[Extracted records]
========================================================================

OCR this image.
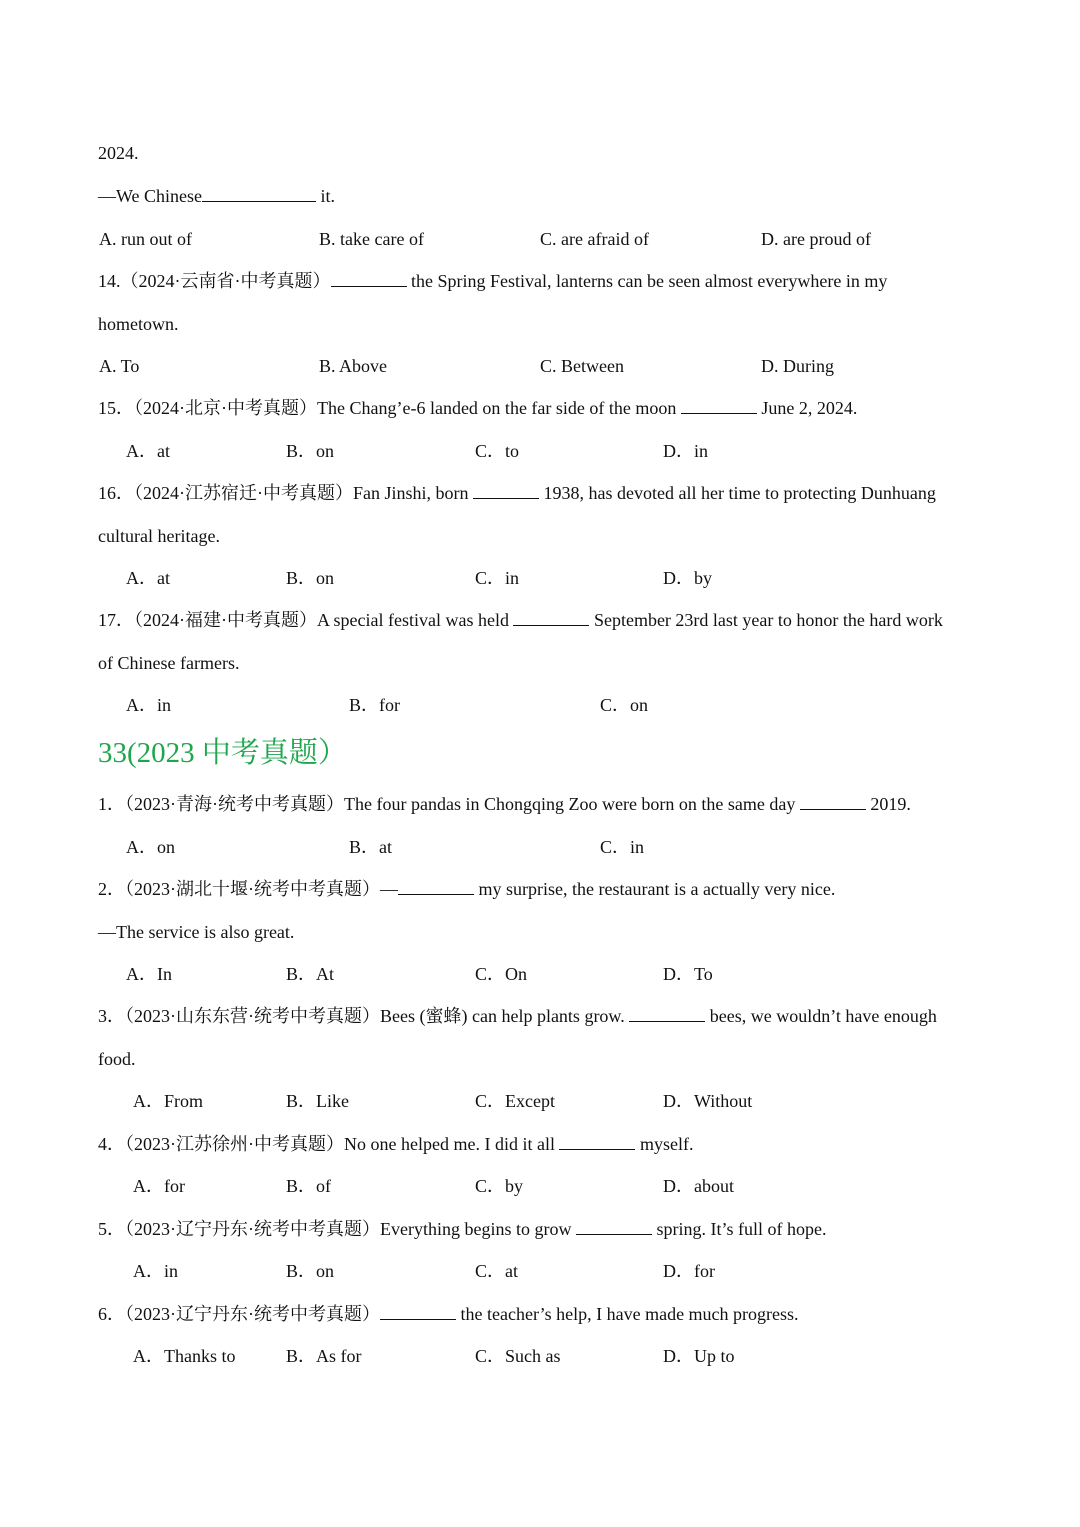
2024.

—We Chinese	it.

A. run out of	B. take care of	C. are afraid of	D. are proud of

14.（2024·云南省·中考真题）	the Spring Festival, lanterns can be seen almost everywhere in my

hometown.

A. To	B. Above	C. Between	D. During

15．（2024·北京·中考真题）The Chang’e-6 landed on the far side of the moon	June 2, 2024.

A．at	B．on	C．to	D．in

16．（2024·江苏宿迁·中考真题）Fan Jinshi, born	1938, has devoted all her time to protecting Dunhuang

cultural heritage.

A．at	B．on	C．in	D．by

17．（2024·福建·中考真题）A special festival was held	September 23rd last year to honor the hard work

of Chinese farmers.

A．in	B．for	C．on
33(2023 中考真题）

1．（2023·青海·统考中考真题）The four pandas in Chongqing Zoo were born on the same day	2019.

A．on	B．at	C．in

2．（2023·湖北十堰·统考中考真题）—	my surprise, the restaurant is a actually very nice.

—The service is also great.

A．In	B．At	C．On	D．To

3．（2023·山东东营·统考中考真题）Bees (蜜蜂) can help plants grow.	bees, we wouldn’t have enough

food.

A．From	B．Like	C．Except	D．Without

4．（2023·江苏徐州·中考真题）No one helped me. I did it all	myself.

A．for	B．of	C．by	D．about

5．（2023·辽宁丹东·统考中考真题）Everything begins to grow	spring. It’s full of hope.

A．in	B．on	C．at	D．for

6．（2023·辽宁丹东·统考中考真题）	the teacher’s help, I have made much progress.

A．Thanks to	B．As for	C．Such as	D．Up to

========================================================================

- What is needed -
Of the lines in this listing, how many contain "统考中考真题"? Reply with the number and nothing more.

- Solved problem -
5